▶ **WHAT TO DO**:
Looking at the listing beneath, work out how many lines hold "автономным" and report only that figure.

Source data
--- START ---
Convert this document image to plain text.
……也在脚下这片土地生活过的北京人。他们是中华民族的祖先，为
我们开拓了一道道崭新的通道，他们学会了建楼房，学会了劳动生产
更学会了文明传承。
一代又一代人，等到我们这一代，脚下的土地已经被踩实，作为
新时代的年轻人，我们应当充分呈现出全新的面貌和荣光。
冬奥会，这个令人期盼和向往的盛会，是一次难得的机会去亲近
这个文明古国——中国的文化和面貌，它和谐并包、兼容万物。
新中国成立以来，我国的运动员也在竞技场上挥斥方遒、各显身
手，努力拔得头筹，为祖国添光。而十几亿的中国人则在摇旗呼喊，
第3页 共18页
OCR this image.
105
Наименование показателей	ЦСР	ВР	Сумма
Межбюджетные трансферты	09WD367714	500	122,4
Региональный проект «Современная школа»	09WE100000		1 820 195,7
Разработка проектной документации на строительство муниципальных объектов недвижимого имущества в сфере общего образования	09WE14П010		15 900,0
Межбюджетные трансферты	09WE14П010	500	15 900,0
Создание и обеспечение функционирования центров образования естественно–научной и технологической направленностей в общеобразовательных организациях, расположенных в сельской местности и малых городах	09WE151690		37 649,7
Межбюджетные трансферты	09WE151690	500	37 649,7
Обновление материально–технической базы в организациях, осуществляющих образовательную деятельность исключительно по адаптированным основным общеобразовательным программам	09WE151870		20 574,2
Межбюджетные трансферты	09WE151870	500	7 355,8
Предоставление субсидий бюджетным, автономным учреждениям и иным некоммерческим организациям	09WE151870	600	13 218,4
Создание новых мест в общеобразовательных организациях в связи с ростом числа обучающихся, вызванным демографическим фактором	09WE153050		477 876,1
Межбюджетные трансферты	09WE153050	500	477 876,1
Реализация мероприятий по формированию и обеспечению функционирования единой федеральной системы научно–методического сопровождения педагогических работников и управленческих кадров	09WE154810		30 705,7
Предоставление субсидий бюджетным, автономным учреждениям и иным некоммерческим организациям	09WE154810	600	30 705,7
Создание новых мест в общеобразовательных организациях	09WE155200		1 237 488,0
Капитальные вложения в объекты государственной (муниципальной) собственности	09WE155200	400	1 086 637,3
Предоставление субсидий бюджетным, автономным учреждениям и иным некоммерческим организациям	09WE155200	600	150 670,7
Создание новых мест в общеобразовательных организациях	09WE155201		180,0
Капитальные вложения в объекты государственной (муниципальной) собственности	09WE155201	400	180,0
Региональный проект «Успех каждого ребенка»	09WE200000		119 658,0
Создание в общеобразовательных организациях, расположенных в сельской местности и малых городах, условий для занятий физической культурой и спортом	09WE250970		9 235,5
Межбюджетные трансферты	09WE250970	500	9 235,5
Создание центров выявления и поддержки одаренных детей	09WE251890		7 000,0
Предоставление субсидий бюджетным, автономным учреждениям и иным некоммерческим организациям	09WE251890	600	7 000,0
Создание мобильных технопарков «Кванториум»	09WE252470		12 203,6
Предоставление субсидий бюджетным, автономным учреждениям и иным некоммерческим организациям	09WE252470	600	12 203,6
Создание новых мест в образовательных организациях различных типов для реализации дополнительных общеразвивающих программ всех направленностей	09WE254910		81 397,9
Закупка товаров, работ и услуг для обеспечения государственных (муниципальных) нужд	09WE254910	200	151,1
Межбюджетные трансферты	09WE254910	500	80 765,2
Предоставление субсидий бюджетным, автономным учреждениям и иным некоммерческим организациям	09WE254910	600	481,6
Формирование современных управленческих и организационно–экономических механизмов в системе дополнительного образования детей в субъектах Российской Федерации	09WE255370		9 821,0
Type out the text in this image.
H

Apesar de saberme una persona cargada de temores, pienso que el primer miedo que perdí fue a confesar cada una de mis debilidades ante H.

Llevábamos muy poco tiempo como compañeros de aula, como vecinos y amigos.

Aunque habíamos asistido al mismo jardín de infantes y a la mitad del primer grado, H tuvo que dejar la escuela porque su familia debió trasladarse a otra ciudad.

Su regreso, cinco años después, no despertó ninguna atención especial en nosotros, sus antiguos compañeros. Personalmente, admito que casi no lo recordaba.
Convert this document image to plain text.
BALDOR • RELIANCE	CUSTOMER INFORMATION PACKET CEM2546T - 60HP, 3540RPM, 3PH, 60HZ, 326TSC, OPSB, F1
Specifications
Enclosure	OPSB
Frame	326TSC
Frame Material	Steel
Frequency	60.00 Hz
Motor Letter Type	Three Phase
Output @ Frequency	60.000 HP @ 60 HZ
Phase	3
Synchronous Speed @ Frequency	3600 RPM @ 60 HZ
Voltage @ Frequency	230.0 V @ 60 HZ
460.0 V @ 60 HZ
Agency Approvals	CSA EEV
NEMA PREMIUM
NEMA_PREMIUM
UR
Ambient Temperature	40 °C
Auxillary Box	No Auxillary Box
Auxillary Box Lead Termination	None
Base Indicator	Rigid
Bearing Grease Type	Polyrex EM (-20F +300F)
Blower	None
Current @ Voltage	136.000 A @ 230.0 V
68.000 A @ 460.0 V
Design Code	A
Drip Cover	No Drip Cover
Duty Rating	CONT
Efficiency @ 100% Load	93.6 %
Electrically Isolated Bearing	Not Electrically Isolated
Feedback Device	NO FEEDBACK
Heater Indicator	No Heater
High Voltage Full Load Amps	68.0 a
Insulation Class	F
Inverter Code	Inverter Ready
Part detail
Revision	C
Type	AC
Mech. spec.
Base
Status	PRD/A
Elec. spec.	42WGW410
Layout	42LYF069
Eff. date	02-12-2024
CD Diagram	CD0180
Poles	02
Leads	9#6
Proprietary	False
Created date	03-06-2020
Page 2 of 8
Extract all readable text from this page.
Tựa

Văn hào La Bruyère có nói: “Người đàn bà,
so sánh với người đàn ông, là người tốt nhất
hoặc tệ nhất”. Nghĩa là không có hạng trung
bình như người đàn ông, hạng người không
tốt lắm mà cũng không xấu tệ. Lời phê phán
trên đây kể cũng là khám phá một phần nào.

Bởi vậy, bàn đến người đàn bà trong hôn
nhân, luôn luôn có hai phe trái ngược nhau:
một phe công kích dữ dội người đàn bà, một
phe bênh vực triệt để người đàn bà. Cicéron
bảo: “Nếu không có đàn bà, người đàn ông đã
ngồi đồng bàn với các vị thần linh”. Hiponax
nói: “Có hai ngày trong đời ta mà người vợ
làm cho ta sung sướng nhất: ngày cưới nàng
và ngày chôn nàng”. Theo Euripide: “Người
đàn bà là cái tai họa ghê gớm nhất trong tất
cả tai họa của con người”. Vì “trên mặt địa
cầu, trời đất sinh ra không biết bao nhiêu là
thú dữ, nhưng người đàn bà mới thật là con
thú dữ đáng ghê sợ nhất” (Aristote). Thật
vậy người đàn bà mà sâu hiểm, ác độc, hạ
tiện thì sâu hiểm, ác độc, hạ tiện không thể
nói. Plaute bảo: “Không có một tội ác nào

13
--- END ---
▶ **EXPECTED ANSWER**:
6